* [The problem] Identify the lines that contain the string "следуя" and report only how many there are.

Some records
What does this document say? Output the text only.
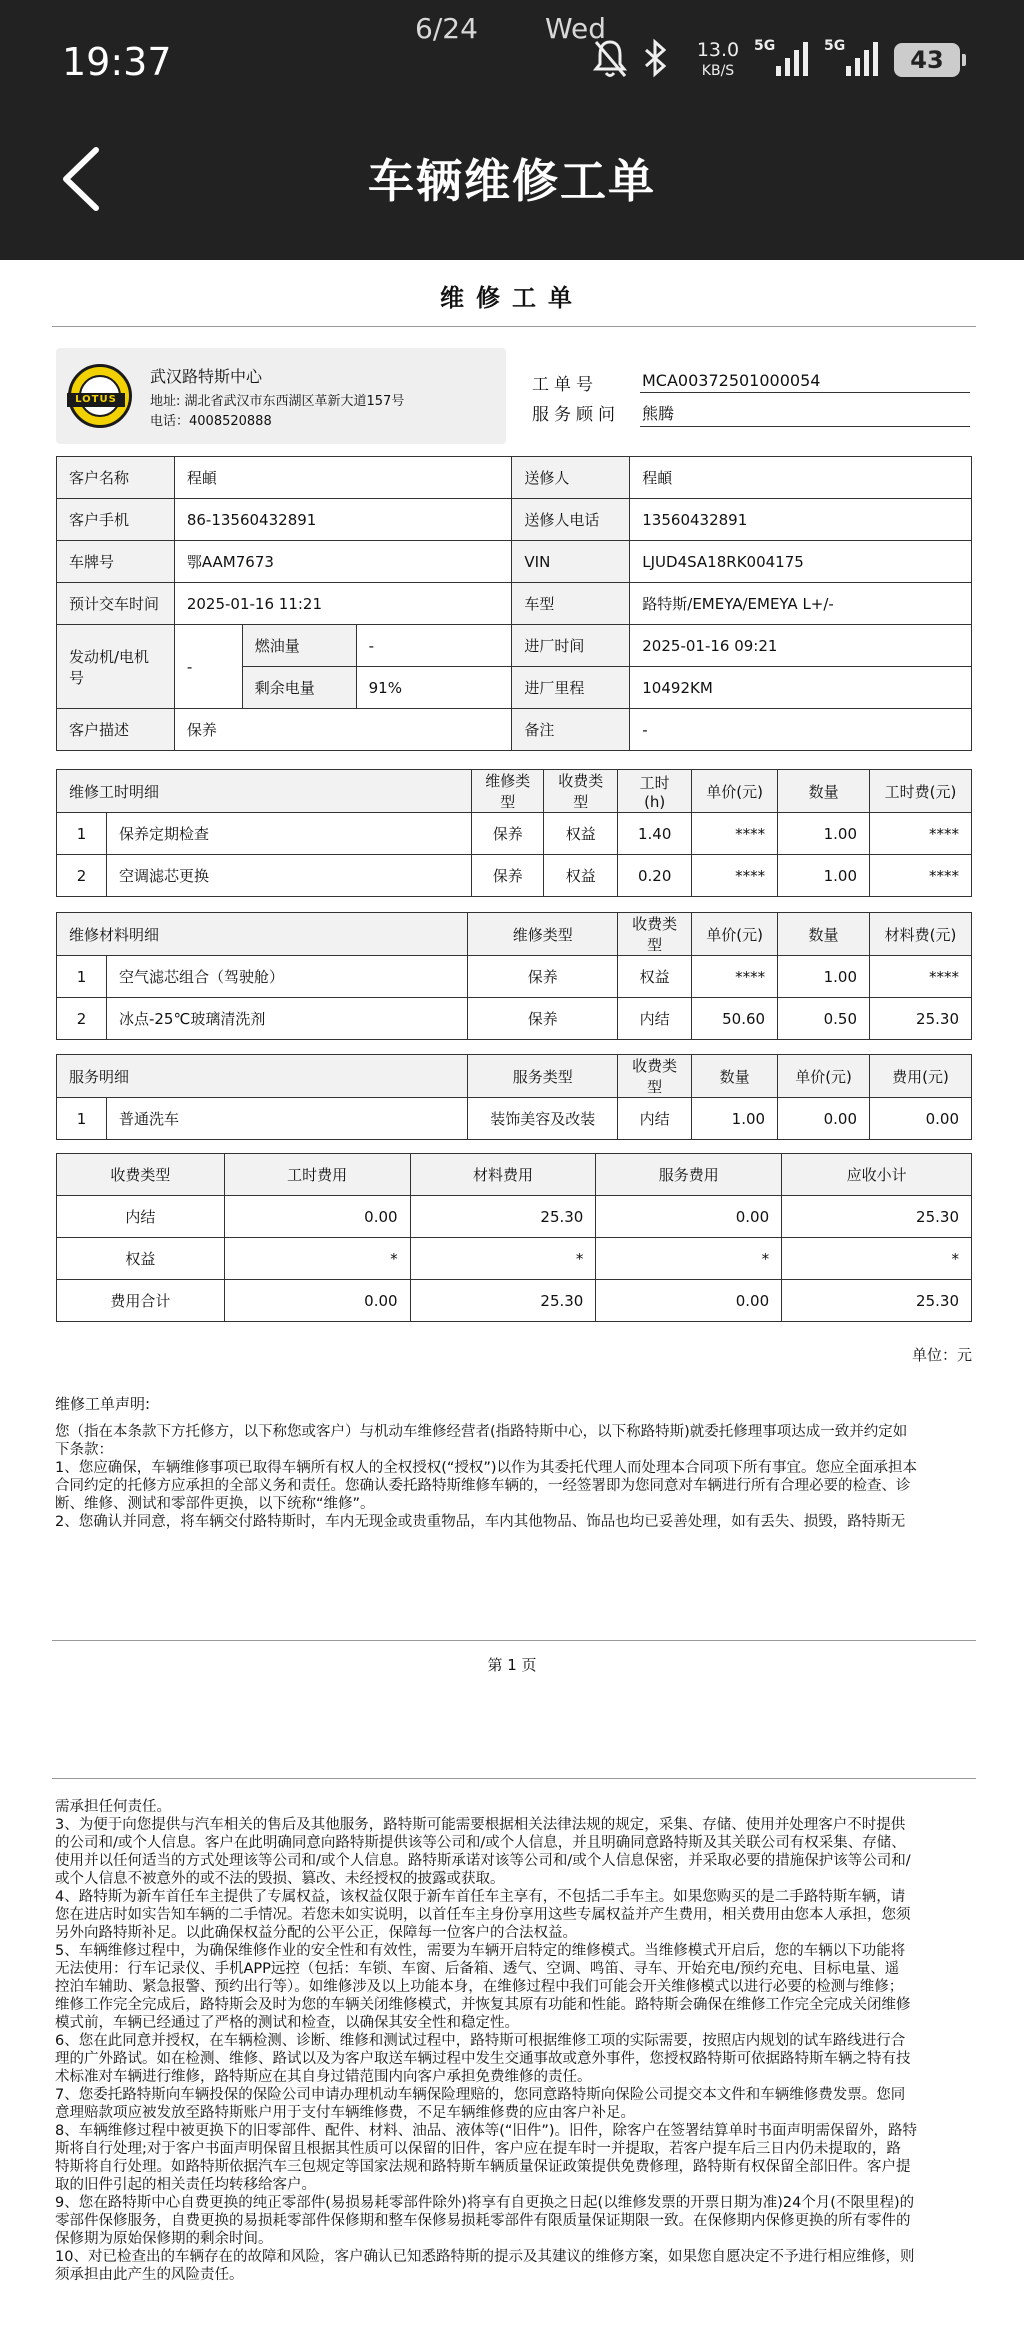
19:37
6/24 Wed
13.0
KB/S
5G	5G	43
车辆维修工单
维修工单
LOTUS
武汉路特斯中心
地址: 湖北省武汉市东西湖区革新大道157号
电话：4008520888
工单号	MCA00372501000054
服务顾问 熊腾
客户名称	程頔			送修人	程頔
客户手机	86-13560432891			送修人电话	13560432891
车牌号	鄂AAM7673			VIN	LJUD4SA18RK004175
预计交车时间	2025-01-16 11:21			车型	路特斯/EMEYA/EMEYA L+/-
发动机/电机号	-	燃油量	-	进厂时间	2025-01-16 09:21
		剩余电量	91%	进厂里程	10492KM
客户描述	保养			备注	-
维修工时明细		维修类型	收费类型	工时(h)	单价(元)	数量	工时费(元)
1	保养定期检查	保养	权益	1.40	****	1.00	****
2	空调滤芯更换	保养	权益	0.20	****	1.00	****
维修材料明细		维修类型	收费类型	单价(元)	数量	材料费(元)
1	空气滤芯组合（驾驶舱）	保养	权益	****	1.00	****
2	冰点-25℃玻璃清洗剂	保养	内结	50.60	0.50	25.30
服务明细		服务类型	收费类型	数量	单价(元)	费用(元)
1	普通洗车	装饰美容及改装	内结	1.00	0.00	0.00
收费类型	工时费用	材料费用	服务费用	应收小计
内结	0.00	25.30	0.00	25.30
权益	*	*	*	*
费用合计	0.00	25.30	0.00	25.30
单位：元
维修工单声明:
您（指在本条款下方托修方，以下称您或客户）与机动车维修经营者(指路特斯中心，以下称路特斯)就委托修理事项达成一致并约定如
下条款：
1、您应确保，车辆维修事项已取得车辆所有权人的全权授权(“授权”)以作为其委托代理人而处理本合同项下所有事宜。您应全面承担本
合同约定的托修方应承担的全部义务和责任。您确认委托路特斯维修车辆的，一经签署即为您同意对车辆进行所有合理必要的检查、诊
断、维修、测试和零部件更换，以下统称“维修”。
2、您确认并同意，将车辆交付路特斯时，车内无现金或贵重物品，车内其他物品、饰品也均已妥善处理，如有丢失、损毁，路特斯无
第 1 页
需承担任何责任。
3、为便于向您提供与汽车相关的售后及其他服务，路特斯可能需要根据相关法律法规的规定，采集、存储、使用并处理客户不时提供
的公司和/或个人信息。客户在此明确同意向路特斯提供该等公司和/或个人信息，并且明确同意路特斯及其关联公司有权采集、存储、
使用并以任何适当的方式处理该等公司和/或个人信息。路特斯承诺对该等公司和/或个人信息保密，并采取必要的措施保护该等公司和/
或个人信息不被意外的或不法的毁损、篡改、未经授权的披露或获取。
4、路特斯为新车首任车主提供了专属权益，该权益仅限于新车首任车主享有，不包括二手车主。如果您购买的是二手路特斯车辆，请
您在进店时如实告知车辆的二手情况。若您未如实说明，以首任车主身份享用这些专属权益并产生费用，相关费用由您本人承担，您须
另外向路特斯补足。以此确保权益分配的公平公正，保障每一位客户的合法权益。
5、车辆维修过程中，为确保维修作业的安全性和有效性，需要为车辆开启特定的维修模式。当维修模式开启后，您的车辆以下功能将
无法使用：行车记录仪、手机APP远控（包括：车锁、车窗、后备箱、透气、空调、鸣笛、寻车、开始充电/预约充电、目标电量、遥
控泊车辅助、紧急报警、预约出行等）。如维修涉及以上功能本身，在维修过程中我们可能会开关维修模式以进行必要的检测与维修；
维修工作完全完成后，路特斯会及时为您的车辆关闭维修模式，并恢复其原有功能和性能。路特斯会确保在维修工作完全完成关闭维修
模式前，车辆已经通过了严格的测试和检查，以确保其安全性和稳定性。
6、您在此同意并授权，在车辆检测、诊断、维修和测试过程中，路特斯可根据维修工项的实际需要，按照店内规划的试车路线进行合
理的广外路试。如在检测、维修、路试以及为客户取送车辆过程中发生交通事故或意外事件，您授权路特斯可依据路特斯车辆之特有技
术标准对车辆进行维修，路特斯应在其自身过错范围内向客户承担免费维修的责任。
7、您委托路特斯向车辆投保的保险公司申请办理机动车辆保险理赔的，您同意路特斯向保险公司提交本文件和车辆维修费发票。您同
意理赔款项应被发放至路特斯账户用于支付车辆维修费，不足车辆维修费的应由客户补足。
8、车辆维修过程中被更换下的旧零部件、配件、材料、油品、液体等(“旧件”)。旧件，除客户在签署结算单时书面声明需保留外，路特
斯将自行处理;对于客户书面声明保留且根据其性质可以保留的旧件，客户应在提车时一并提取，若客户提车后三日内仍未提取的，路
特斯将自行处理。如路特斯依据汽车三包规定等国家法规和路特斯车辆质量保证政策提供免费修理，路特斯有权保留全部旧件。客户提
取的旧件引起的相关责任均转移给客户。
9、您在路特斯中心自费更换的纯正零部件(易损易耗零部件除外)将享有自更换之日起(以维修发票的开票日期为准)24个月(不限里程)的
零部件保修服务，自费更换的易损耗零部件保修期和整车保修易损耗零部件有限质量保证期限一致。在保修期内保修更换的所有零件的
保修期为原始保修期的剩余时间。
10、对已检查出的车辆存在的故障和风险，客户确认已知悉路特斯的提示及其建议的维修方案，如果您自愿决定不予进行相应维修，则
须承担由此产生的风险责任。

--

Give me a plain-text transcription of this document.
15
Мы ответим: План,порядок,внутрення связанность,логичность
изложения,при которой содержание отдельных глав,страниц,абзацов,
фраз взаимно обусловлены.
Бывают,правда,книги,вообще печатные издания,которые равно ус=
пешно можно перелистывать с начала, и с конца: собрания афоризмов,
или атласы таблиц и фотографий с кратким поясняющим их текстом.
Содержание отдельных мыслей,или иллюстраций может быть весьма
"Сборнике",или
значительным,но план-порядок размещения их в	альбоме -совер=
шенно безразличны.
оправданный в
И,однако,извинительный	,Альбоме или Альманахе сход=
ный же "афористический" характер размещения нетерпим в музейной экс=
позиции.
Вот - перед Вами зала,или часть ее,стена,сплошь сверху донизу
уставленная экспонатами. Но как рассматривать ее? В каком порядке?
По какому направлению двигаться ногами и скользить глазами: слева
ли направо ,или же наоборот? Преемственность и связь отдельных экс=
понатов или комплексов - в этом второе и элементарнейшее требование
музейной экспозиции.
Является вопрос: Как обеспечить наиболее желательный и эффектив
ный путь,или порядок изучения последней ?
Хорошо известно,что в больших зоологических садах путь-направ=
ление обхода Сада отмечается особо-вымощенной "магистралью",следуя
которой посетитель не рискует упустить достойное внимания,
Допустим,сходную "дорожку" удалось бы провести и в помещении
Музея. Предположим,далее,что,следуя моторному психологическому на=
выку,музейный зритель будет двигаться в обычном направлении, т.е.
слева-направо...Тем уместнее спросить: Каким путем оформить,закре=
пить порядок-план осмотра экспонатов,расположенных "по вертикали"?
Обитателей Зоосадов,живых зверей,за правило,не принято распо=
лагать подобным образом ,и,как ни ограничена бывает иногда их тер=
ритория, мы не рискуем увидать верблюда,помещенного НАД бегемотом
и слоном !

* [Task output] 2